» Your goal: Repeat each line exactly as it is written.

## BEGIN

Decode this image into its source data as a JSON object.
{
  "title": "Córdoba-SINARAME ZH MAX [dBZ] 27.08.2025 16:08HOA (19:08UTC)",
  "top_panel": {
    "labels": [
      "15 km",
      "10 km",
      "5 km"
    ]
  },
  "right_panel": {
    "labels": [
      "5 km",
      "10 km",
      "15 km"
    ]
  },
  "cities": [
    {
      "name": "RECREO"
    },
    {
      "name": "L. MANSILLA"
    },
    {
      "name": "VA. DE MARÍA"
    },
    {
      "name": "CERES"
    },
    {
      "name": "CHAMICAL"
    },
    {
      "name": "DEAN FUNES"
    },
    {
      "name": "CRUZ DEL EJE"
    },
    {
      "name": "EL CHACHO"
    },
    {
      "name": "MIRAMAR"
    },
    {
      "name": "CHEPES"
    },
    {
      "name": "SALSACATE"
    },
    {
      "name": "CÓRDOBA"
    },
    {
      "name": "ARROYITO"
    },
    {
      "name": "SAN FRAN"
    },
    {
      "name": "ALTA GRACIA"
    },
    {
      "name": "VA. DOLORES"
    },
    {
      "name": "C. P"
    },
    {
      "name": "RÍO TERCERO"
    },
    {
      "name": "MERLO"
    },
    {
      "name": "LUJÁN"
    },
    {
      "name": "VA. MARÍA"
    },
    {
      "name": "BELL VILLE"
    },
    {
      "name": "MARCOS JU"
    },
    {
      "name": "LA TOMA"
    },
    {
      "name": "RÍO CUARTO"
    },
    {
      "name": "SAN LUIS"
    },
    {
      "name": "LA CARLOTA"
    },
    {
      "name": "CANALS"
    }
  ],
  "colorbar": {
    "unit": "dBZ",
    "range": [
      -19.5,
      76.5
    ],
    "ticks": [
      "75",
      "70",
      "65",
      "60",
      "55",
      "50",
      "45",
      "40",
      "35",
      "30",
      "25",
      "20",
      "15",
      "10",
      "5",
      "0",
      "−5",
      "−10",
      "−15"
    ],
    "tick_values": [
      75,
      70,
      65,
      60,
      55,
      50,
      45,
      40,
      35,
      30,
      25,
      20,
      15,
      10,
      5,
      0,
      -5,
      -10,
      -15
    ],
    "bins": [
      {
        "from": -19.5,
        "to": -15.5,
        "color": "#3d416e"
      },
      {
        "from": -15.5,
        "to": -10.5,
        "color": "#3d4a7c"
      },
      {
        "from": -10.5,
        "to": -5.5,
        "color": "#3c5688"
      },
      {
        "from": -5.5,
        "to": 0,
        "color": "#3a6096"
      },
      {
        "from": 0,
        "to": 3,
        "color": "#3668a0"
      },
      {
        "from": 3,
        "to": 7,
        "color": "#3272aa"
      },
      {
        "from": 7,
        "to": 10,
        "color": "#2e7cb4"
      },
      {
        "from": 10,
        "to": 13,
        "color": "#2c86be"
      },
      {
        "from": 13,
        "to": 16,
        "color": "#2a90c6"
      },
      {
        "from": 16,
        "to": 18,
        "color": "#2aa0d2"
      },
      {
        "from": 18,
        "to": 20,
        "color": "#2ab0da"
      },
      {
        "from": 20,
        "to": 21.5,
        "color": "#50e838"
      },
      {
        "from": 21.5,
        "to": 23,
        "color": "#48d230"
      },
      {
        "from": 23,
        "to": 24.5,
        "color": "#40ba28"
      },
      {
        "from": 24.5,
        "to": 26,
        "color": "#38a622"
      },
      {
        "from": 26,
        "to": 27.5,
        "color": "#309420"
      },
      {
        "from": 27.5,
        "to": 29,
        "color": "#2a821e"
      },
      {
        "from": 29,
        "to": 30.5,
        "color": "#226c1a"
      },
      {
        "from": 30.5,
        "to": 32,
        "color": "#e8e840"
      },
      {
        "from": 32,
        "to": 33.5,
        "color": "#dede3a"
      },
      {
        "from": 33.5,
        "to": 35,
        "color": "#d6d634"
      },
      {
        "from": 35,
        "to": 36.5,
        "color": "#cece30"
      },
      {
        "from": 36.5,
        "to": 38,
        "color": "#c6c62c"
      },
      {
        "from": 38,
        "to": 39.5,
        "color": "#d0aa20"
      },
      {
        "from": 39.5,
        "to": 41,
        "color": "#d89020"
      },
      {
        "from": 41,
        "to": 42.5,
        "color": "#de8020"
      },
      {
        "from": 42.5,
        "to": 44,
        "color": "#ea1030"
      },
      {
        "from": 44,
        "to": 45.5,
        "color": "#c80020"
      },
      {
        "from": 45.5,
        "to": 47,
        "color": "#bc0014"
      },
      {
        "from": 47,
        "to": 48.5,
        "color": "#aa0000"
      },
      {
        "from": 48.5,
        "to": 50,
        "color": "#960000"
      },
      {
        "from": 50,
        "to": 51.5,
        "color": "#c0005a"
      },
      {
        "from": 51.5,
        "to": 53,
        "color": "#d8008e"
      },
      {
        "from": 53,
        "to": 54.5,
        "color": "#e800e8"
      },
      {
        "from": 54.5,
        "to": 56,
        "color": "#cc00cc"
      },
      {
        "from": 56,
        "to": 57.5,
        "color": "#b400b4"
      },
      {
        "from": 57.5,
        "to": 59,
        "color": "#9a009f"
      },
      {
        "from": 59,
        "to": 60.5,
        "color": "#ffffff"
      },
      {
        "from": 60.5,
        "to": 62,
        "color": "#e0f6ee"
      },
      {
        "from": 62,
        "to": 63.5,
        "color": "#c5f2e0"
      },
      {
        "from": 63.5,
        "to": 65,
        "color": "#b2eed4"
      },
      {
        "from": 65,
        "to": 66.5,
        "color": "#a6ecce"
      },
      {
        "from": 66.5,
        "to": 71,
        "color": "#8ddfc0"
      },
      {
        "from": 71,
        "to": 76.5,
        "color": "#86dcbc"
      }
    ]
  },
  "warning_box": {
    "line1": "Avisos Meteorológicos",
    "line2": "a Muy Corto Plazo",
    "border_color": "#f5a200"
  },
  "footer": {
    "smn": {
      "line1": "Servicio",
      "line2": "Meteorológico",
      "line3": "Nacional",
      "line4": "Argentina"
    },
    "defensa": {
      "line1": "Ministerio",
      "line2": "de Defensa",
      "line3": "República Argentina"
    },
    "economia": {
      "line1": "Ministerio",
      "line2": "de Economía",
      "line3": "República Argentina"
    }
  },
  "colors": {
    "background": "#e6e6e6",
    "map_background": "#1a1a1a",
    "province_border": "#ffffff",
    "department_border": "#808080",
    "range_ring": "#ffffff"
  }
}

## END

» The output:
Decode this image into its source data as a JSON object.
{
  "title": "Córdoba-SINARAME ZH MAX [dBZ] 27.08.2025 16:08HOA (19:08UTC)",
  "top_panel": {
    "labels": [
      "15 km",
      "10 km",
      "5 km"
    ]
  },
  "right_panel": {
    "labels": [
      "5 km",
      "10 km",
      "15 km"
    ]
  },
  "cities": [
    {
      "name": "RECREO"
    },
    {
      "name": "L. MANSILLA"
    },
    {
      "name": "VA. DE MARÍA"
    },
    {
      "name": "CERES"
    },
    {
      "name": "CHAMICAL"
    },
    {
      "name": "DEAN FUNES"
    },
    {
      "name": "CRUZ DEL EJE"
    },
    {
      "name": "EL CHACHO"
    },
    {
      "name": "MIRAMAR"
    },
    {
      "name": "CHEPES"
    },
    {
      "name": "SALSACATE"
    },
    {
      "name": "CÓRDOBA"
    },
    {
      "name": "ARROYITO"
    },
    {
      "name": "SAN FRAN"
    },
    {
      "name": "ALTA GRACIA"
    },
    {
      "name": "VA. DOLORES"
    },
    {
      "name": "C. P"
    },
    {
      "name": "RÍO TERCERO"
    },
    {
      "name": "MERLO"
    },
    {
      "name": "LUJÁN"
    },
    {
      "name": "VA. MARÍA"
    },
    {
      "name": "BELL VILLE"
    },
    {
      "name": "MARCOS JU"
    },
    {
      "name": "LA TOMA"
    },
    {
      "name": "RÍO CUARTO"
    },
    {
      "name": "SAN LUIS"
    },
    {
      "name": "LA CARLOTA"
    },
    {
      "name": "CANALS"
    }
  ],
  "colorbar": {
    "unit": "dBZ",
    "range": [
      -19.5,
      76.5
    ],
    "ticks": [
      "75",
      "70",
      "65",
      "60",
      "55",
      "50",
      "45",
      "40",
      "35",
      "30",
      "25",
      "20",
      "15",
      "10",
      "5",
      "0",
      "−5",
      "−10",
      "−15"
    ],
    "tick_values": [
      75,
      70,
      65,
      60,
      55,
      50,
      45,
      40,
      35,
      30,
      25,
      20,
      15,
      10,
      5,
      0,
      -5,
      -10,
      -15
    ],
    "bins": [
      {
        "from": -19.5,
        "to": -15.5,
        "color": "#3d416e"
      },
      {
        "from": -15.5,
        "to": -10.5,
        "color": "#3d4a7c"
      },
      {
        "from": -10.5,
        "to": -5.5,
        "color": "#3c5688"
      },
      {
        "from": -5.5,
        "to": 0,
        "color": "#3a6096"
      },
      {
        "from": 0,
        "to": 3,
        "color": "#3668a0"
      },
      {
        "from": 3,
        "to": 7,
        "color": "#3272aa"
      },
      {
        "from": 7,
        "to": 10,
        "color": "#2e7cb4"
      },
      {
        "from": 10,
        "to": 13,
        "color": "#2c86be"
      },
      {
        "from": 13,
        "to": 16,
        "color": "#2a90c6"
      },
      {
        "from": 16,
        "to": 18,
        "color": "#2aa0d2"
      },
      {
        "from": 18,
        "to": 20,
        "color": "#2ab0da"
      },
      {
        "from": 20,
        "to": 21.5,
        "color": "#50e838"
      },
      {
        "from": 21.5,
        "to": 23,
        "color": "#48d230"
      },
      {
        "from": 23,
        "to": 24.5,
        "color": "#40ba28"
      },
      {
        "from": 24.5,
        "to": 26,
        "color": "#38a622"
      },
      {
        "from": 26,
        "to": 27.5,
        "color": "#309420"
      },
      {
        "from": 27.5,
        "to": 29,
        "color": "#2a821e"
      },
      {
        "from": 29,
        "to": 30.5,
        "color": "#226c1a"
      },
      {
        "from": 30.5,
        "to": 32,
        "color": "#e8e840"
      },
      {
        "from": 32,
        "to": 33.5,
        "color": "#dede3a"
      },
      {
        "from": 33.5,
        "to": 35,
        "color": "#d6d634"
      },
      {
        "from": 35,
        "to": 36.5,
        "color": "#cece30"
      },
      {
        "from": 36.5,
        "to": 38,
        "color": "#c6c62c"
      },
      {
        "from": 38,
        "to": 39.5,
        "color": "#d0aa20"
      },
      {
        "from": 39.5,
        "to": 41,
        "color": "#d89020"
      },
      {
        "from": 41,
        "to": 42.5,
        "color": "#de8020"
      },
      {
        "from": 42.5,
        "to": 44,
        "color": "#ea1030"
      },
      {
        "from": 44,
        "to": 45.5,
        "color": "#c80020"
      },
      {
        "from": 45.5,
        "to": 47,
        "color": "#bc0014"
      },
      {
        "from": 47,
        "to": 48.5,
        "color": "#aa0000"
      },
      {
        "from": 48.5,
        "to": 50,
        "color": "#960000"
      },
      {
        "from": 50,
        "to": 51.5,
        "color": "#c0005a"
      },
      {
        "from": 51.5,
        "to": 53,
        "color": "#d8008e"
      },
      {
        "from": 53,
        "to": 54.5,
        "color": "#e800e8"
      },
      {
        "from": 54.5,
        "to": 56,
        "color": "#cc00cc"
      },
      {
        "from": 56,
        "to": 57.5,
        "color": "#b400b4"
      },
      {
        "from": 57.5,
        "to": 59,
        "color": "#9a009f"
      },
      {
        "from": 59,
        "to": 60.5,
        "color": "#ffffff"
      },
      {
        "from": 60.5,
        "to": 62,
        "color": "#e0f6ee"
      },
      {
        "from": 62,
        "to": 63.5,
        "color": "#c5f2e0"
      },
      {
        "from": 63.5,
        "to": 65,
        "color": "#b2eed4"
      },
      {
        "from": 65,
        "to": 66.5,
        "color": "#a6ecce"
      },
      {
        "from": 66.5,
        "to": 71,
        "color": "#8ddfc0"
      },
      {
        "from": 71,
        "to": 76.5,
        "color": "#86dcbc"
      }
    ]
  },
  "warning_box": {
    "line1": "Avisos Meteorológicos",
    "line2": "a Muy Corto Plazo",
    "border_color": "#f5a200"
  },
  "footer": {
    "smn": {
      "line1": "Servicio",
      "line2": "Meteorológico",
      "line3": "Nacional",
      "line4": "Argentina"
    },
    "defensa": {
      "line1": "Ministerio",
      "line2": "de Defensa",
      "line3": "República Argentina"
    },
    "economia": {
      "line1": "Ministerio",
      "line2": "de Economía",
      "line3": "República Argentina"
    }
  },
  "colors": {
    "background": "#e6e6e6",
    "map_background": "#1a1a1a",
    "province_border": "#ffffff",
    "department_border": "#808080",
    "range_ring": "#ffffff"
  }
}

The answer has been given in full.